- TASK INSTRUCTIONS -
Find every line in the data below that contains the string "axis" and copy each one out.

- MATERIAL FOR THIS TASK -
--- begin ---

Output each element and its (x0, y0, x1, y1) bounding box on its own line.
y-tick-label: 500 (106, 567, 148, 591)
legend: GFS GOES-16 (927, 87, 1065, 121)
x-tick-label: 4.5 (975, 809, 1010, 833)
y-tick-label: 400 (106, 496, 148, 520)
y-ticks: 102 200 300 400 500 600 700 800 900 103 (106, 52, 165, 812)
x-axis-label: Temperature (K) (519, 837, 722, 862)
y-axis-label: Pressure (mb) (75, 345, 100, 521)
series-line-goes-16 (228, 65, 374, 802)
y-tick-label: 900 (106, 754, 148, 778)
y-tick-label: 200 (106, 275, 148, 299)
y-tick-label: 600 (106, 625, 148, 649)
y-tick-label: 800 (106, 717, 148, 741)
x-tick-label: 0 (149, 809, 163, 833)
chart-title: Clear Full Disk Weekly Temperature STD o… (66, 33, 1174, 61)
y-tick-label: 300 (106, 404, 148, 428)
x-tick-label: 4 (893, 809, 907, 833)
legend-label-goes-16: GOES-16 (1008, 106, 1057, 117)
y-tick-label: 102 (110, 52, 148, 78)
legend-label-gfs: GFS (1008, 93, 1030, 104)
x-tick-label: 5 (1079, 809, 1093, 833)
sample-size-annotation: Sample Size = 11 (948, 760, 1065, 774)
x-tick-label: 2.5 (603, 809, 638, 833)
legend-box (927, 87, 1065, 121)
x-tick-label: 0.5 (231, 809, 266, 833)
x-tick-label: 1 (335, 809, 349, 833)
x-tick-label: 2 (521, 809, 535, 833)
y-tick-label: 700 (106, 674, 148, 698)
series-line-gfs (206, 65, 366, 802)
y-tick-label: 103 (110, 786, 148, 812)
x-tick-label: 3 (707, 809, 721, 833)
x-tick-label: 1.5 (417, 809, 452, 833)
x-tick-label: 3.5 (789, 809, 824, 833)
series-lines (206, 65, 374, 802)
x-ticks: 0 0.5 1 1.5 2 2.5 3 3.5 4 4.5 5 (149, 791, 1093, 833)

--- end ---

- TASK SOLUTION -
x-axis-label: Temperature (K) (519, 837, 722, 862)
y-axis-label: Pressure (mb) (75, 345, 100, 521)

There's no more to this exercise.